▼
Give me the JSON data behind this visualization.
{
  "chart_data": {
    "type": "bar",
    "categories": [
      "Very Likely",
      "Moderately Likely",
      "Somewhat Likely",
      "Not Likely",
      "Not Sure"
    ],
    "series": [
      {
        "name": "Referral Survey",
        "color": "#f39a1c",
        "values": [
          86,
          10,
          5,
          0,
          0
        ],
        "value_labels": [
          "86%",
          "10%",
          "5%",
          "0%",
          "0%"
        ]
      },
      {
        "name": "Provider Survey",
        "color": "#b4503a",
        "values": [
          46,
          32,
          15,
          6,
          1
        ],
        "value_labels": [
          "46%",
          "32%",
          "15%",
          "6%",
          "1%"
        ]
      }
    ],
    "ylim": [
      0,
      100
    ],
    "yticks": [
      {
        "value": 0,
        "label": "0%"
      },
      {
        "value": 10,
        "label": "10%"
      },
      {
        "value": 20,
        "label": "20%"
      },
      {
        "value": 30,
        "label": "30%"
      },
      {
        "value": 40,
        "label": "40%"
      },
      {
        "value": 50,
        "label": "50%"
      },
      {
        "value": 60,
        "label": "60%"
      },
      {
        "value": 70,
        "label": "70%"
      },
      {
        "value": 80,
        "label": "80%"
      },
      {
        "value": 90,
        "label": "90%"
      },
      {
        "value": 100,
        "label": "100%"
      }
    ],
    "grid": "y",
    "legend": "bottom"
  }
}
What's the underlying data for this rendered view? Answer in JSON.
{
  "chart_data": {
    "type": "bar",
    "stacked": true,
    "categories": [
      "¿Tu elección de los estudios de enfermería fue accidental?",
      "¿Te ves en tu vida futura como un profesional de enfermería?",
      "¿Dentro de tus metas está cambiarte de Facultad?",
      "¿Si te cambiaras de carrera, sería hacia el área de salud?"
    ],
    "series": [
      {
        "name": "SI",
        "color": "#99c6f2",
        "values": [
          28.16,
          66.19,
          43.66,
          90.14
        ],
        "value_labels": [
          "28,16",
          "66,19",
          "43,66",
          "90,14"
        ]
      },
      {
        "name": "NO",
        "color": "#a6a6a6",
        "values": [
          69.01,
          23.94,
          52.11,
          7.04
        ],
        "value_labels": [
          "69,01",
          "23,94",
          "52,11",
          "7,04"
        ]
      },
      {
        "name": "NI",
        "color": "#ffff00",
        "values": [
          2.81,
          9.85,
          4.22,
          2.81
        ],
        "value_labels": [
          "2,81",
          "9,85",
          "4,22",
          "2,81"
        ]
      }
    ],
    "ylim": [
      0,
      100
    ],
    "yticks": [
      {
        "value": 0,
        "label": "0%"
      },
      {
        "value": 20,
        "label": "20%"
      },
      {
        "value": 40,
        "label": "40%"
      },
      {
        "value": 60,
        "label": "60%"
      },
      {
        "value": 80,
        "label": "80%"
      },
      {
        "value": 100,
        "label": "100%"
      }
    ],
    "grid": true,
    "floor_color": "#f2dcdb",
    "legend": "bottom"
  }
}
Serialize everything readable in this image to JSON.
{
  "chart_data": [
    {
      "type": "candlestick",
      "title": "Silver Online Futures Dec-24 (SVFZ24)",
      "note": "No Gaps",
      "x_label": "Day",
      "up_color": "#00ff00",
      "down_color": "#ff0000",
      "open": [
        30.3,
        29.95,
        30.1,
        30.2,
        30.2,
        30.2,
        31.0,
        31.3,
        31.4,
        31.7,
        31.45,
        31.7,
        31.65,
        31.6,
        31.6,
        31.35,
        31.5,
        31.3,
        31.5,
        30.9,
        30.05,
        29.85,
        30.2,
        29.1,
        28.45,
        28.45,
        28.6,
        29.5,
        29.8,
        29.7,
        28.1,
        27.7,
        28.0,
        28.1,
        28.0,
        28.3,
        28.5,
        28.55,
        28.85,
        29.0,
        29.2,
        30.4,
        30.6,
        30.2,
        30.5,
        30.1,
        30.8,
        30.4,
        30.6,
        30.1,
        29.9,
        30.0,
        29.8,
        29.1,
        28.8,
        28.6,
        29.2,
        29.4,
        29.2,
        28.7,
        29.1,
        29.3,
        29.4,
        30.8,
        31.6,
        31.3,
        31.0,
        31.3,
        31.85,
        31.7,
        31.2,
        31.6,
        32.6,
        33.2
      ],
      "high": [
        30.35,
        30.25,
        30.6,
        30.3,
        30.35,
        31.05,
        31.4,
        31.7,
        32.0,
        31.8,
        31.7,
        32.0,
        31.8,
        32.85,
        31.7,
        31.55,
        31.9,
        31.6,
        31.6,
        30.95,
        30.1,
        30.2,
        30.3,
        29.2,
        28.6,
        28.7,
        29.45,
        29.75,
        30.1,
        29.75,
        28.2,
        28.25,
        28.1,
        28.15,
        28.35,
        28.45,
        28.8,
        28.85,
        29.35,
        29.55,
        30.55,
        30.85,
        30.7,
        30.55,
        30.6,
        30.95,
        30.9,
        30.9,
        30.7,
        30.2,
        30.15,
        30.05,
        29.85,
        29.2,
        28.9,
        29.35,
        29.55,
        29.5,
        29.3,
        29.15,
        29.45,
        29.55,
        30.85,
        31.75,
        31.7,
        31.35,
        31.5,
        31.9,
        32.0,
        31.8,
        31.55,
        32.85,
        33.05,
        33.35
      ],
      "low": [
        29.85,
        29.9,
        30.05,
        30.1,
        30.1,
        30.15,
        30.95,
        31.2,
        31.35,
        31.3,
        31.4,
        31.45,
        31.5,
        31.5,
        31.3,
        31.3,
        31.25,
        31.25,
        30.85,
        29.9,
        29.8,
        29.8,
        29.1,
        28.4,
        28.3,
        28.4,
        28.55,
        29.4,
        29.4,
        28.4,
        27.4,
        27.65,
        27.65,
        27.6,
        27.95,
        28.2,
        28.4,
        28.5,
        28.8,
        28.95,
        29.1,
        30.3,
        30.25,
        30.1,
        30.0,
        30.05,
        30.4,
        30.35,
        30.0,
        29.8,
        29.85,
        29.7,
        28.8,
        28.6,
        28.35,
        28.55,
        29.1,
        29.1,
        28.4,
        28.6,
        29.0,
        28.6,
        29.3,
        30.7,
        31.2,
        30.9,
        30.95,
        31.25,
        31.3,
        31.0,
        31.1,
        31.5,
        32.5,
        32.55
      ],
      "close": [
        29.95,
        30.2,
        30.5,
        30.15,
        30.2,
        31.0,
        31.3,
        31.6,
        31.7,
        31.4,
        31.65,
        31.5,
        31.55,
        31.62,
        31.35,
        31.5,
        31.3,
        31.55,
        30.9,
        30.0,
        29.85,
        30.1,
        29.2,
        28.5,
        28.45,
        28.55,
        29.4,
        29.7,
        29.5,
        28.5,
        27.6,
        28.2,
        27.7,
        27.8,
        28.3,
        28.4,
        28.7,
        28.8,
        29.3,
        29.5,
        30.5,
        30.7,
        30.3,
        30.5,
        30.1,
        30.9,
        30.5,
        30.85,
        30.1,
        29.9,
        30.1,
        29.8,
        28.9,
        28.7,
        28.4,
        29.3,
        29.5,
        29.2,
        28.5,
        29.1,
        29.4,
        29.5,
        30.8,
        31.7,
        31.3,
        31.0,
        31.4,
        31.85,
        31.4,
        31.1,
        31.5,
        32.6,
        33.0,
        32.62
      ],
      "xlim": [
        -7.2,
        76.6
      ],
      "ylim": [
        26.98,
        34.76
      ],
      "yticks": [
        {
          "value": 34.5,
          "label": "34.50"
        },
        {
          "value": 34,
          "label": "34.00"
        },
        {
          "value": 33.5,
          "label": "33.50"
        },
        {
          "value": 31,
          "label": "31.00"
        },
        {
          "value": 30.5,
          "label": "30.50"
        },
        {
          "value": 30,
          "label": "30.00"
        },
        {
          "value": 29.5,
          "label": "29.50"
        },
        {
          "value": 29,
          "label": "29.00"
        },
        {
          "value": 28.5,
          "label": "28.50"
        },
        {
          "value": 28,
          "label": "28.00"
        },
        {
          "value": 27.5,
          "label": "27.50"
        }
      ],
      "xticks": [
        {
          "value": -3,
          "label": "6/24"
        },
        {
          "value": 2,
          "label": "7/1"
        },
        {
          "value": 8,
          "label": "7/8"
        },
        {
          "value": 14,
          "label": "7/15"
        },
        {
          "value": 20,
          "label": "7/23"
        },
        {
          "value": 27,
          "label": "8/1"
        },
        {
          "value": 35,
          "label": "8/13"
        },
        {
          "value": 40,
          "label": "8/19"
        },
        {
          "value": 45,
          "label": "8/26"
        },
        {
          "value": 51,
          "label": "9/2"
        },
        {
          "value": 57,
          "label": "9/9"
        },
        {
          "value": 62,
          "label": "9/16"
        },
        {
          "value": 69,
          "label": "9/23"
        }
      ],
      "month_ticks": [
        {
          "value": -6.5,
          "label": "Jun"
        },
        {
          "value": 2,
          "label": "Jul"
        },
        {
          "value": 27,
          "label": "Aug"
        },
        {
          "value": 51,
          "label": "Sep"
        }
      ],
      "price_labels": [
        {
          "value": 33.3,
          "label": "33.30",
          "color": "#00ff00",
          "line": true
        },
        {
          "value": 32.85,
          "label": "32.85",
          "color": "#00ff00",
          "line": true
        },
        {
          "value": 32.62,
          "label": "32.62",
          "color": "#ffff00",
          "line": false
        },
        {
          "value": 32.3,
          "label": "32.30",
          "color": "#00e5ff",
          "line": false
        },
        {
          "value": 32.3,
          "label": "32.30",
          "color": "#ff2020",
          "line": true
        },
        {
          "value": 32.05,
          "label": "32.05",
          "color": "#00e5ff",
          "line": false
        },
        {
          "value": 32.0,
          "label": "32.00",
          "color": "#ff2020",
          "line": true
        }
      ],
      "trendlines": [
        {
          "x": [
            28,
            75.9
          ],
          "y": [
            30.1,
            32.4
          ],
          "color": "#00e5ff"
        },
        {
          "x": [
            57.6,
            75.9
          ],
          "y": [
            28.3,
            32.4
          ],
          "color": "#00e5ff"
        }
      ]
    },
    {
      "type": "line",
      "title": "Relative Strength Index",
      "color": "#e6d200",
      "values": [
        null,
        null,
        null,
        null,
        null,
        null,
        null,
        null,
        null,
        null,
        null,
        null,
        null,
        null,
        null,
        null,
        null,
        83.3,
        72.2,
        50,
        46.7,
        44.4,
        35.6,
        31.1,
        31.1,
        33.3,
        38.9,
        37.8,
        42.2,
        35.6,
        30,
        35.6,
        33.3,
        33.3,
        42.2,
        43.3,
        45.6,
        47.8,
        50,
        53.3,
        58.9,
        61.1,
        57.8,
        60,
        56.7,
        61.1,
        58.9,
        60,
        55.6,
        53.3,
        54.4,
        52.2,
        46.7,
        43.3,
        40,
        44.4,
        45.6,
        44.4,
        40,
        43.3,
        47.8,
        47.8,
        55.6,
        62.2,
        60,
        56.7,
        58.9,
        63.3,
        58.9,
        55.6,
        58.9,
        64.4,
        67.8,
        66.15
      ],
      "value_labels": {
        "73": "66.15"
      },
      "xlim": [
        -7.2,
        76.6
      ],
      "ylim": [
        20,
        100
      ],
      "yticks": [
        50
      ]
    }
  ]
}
▲
**WHAT YOU SHOULD DO**
Count the lines of the material that include the word "JSON", then report only the total.

**RESULT**
3